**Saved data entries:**

● ● ● ●

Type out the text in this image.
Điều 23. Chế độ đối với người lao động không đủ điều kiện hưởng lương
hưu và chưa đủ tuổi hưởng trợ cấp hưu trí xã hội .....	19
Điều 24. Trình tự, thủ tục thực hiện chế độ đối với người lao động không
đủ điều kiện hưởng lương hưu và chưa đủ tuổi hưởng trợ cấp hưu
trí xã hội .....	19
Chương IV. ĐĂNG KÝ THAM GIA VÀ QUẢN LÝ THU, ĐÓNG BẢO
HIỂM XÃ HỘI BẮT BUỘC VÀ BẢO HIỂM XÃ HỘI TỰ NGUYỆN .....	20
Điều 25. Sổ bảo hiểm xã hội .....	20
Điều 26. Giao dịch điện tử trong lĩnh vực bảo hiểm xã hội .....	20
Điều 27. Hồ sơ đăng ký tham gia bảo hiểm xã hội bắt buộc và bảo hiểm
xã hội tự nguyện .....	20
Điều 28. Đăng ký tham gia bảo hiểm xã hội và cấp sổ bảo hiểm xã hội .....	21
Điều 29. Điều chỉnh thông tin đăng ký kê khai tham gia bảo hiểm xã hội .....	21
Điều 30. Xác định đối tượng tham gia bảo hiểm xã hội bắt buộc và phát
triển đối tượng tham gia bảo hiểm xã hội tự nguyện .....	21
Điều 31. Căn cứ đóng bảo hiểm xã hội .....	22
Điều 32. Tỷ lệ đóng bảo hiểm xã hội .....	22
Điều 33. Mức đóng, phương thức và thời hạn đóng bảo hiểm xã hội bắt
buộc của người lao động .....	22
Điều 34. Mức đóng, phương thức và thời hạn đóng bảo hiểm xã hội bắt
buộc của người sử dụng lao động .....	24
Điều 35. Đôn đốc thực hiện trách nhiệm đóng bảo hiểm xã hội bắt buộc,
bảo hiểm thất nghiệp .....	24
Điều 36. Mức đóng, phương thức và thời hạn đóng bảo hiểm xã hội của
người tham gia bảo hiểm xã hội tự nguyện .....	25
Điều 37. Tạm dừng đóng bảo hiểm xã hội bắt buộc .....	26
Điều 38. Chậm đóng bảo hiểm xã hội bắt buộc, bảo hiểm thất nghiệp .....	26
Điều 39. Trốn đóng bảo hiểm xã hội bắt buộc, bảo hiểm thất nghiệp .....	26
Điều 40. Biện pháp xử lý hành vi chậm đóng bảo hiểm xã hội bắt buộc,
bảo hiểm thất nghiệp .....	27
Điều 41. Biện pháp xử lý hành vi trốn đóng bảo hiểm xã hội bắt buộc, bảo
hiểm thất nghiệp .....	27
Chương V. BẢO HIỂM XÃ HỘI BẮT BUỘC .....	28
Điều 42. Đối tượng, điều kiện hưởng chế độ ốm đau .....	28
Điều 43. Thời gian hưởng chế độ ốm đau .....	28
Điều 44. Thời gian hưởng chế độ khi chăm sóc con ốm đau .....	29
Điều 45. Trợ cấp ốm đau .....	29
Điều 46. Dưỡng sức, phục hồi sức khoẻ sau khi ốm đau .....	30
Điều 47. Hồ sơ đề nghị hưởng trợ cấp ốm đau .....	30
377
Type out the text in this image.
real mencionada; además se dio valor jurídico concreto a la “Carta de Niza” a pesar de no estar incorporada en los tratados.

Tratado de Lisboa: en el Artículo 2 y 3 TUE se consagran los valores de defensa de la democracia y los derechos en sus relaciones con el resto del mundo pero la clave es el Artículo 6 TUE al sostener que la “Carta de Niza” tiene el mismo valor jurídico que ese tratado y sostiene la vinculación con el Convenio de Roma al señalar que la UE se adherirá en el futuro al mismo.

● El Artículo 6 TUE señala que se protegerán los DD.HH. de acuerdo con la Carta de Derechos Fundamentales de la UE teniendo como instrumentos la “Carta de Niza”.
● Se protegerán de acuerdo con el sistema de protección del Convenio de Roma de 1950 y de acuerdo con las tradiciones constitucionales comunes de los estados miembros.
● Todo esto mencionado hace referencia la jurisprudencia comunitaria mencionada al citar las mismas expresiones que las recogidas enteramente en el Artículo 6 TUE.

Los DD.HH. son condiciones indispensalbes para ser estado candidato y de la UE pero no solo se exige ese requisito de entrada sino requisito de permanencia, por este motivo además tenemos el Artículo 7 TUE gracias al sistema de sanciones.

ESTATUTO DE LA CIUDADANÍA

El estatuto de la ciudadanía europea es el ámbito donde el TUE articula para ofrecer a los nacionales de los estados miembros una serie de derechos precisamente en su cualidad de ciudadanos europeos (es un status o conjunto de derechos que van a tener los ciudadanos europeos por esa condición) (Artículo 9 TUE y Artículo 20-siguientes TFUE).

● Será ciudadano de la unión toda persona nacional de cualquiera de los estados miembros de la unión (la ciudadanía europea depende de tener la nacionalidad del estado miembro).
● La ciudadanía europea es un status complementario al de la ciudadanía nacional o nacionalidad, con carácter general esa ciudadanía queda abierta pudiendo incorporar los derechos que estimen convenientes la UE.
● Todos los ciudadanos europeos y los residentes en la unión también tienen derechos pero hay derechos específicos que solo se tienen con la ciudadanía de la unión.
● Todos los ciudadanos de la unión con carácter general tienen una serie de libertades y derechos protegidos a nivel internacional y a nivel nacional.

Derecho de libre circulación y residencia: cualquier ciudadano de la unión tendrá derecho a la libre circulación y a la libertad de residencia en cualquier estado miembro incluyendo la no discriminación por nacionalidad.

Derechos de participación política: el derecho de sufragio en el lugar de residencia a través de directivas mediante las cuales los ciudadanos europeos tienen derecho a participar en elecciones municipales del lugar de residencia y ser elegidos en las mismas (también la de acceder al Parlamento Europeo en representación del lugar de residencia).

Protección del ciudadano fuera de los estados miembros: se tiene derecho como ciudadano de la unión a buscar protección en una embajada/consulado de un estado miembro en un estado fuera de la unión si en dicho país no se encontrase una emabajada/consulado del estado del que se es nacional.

● ● ● ●

**WHAT TO DO:**
Indicate how many lines of the material contain the string "para", giving the number and nothing more.

**RESULT:**
2